- _WRITTEN EXERCISE_
Below you will find a set of lines. Repeat them all exactly.

- _DATASET RECORDS_
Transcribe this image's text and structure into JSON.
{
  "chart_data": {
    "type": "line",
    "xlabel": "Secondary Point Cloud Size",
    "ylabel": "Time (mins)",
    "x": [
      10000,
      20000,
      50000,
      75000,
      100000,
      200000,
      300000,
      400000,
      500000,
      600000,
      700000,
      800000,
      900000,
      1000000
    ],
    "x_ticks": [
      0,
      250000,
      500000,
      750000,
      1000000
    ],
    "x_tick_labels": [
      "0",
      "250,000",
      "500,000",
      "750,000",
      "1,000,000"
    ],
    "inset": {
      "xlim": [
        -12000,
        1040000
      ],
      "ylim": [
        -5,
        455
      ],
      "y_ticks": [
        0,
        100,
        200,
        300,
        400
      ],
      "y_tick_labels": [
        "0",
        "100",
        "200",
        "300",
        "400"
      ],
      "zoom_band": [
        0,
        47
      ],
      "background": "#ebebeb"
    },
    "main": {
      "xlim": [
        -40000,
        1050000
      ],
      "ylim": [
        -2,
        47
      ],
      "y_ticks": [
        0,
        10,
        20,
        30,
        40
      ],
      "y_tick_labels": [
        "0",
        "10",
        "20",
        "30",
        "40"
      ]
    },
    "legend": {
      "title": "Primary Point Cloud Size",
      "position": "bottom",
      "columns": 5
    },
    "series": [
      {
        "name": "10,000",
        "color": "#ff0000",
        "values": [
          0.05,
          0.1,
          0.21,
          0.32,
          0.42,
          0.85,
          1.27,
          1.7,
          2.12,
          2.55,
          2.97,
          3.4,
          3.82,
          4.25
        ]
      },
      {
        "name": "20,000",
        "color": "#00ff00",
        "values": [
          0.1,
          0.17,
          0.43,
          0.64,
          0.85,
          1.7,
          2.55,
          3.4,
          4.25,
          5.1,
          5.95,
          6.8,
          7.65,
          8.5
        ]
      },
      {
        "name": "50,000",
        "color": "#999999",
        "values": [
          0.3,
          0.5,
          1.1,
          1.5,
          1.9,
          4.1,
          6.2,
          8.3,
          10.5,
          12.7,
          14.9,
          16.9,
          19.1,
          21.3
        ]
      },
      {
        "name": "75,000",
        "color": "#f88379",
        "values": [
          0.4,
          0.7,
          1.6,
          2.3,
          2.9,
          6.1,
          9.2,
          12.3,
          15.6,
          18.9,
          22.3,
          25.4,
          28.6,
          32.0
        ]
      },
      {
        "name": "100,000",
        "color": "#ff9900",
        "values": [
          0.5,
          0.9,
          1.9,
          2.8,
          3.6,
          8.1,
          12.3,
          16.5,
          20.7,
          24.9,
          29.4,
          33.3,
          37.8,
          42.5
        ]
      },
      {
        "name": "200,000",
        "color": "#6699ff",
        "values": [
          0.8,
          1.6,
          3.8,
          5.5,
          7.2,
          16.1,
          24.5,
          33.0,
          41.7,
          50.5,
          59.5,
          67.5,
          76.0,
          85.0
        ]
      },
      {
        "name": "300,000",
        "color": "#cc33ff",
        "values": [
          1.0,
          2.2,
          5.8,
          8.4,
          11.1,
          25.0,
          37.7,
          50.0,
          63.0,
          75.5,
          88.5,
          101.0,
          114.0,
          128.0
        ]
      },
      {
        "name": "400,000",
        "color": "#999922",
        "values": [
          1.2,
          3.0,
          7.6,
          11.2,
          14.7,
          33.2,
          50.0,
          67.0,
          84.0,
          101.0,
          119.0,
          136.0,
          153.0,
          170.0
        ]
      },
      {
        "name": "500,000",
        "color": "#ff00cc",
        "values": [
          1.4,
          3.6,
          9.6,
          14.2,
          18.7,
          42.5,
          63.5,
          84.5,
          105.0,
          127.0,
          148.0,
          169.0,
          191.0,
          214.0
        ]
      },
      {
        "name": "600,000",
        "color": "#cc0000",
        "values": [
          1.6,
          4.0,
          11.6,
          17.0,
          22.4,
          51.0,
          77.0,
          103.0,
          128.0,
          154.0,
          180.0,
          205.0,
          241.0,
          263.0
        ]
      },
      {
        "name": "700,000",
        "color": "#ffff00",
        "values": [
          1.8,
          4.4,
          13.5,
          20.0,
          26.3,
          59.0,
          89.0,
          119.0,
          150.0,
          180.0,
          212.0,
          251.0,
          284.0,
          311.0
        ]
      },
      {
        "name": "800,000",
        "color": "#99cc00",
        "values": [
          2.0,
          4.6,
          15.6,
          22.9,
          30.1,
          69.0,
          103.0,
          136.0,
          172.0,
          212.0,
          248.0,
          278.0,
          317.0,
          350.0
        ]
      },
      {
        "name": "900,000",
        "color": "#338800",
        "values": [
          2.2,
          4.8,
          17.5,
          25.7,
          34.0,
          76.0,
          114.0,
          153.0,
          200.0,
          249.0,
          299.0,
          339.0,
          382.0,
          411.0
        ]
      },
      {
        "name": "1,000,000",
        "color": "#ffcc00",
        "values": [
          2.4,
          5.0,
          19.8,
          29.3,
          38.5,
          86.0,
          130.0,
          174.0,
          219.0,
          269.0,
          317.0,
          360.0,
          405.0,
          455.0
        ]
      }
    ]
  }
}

- _ANSWER FOR THIS EXERCISE_
Transcribe this image's text and structure into JSON.
{
  "chart_data": {
    "type": "line",
    "xlabel": "Secondary Point Cloud Size",
    "ylabel": "Time (mins)",
    "x": [
      10000,
      20000,
      50000,
      75000,
      100000,
      200000,
      300000,
      400000,
      500000,
      600000,
      700000,
      800000,
      900000,
      1000000
    ],
    "x_ticks": [
      0,
      250000,
      500000,
      750000,
      1000000
    ],
    "x_tick_labels": [
      "0",
      "250,000",
      "500,000",
      "750,000",
      "1,000,000"
    ],
    "inset": {
      "xlim": [
        -12000,
        1040000
      ],
      "ylim": [
        -5,
        455
      ],
      "y_ticks": [
        0,
        100,
        200,
        300,
        400
      ],
      "y_tick_labels": [
        "0",
        "100",
        "200",
        "300",
        "400"
      ],
      "zoom_band": [
        0,
        47
      ],
      "background": "#ebebeb"
    },
    "main": {
      "xlim": [
        -40000,
        1050000
      ],
      "ylim": [
        -2,
        47
      ],
      "y_ticks": [
        0,
        10,
        20,
        30,
        40
      ],
      "y_tick_labels": [
        "0",
        "10",
        "20",
        "30",
        "40"
      ]
    },
    "legend": {
      "title": "Primary Point Cloud Size",
      "position": "bottom",
      "columns": 5
    },
    "series": [
      {
        "name": "10,000",
        "color": "#ff0000",
        "values": [
          0.05,
          0.1,
          0.21,
          0.32,
          0.42,
          0.85,
          1.27,
          1.7,
          2.12,
          2.55,
          2.97,
          3.4,
          3.82,
          4.25
        ]
      },
      {
        "name": "20,000",
        "color": "#00ff00",
        "values": [
          0.1,
          0.17,
          0.43,
          0.64,
          0.85,
          1.7,
          2.55,
          3.4,
          4.25,
          5.1,
          5.95,
          6.8,
          7.65,
          8.5
        ]
      },
      {
        "name": "50,000",
        "color": "#999999",
        "values": [
          0.3,
          0.5,
          1.1,
          1.5,
          1.9,
          4.1,
          6.2,
          8.3,
          10.5,
          12.7,
          14.9,
          16.9,
          19.1,
          21.3
        ]
      },
      {
        "name": "75,000",
        "color": "#f88379",
        "values": [
          0.4,
          0.7,
          1.6,
          2.3,
          2.9,
          6.1,
          9.2,
          12.3,
          15.6,
          18.9,
          22.3,
          25.4,
          28.6,
          32.0
        ]
      },
      {
        "name": "100,000",
        "color": "#ff9900",
        "values": [
          0.5,
          0.9,
          1.9,
          2.8,
          3.6,
          8.1,
          12.3,
          16.5,
          20.7,
          24.9,
          29.4,
          33.3,
          37.8,
          42.5
        ]
      },
      {
        "name": "200,000",
        "color": "#6699ff",
        "values": [
          0.8,
          1.6,
          3.8,
          5.5,
          7.2,
          16.1,
          24.5,
          33.0,
          41.7,
          50.5,
          59.5,
          67.5,
          76.0,
          85.0
        ]
      },
      {
        "name": "300,000",
        "color": "#cc33ff",
        "values": [
          1.0,
          2.2,
          5.8,
          8.4,
          11.1,
          25.0,
          37.7,
          50.0,
          63.0,
          75.5,
          88.5,
          101.0,
          114.0,
          128.0
        ]
      },
      {
        "name": "400,000",
        "color": "#999922",
        "values": [
          1.2,
          3.0,
          7.6,
          11.2,
          14.7,
          33.2,
          50.0,
          67.0,
          84.0,
          101.0,
          119.0,
          136.0,
          153.0,
          170.0
        ]
      },
      {
        "name": "500,000",
        "color": "#ff00cc",
        "values": [
          1.4,
          3.6,
          9.6,
          14.2,
          18.7,
          42.5,
          63.5,
          84.5,
          105.0,
          127.0,
          148.0,
          169.0,
          191.0,
          214.0
        ]
      },
      {
        "name": "600,000",
        "color": "#cc0000",
        "values": [
          1.6,
          4.0,
          11.6,
          17.0,
          22.4,
          51.0,
          77.0,
          103.0,
          128.0,
          154.0,
          180.0,
          205.0,
          241.0,
          263.0
        ]
      },
      {
        "name": "700,000",
        "color": "#ffff00",
        "values": [
          1.8,
          4.4,
          13.5,
          20.0,
          26.3,
          59.0,
          89.0,
          119.0,
          150.0,
          180.0,
          212.0,
          251.0,
          284.0,
          311.0
        ]
      },
      {
        "name": "800,000",
        "color": "#99cc00",
        "values": [
          2.0,
          4.6,
          15.6,
          22.9,
          30.1,
          69.0,
          103.0,
          136.0,
          172.0,
          212.0,
          248.0,
          278.0,
          317.0,
          350.0
        ]
      },
      {
        "name": "900,000",
        "color": "#338800",
        "values": [
          2.2,
          4.8,
          17.5,
          25.7,
          34.0,
          76.0,
          114.0,
          153.0,
          200.0,
          249.0,
          299.0,
          339.0,
          382.0,
          411.0
        ]
      },
      {
        "name": "1,000,000",
        "color": "#ffcc00",
        "values": [
          2.4,
          5.0,
          19.8,
          29.3,
          38.5,
          86.0,
          130.0,
          174.0,
          219.0,
          269.0,
          317.0,
          360.0,
          405.0,
          455.0
        ]
      }
    ]
  }
}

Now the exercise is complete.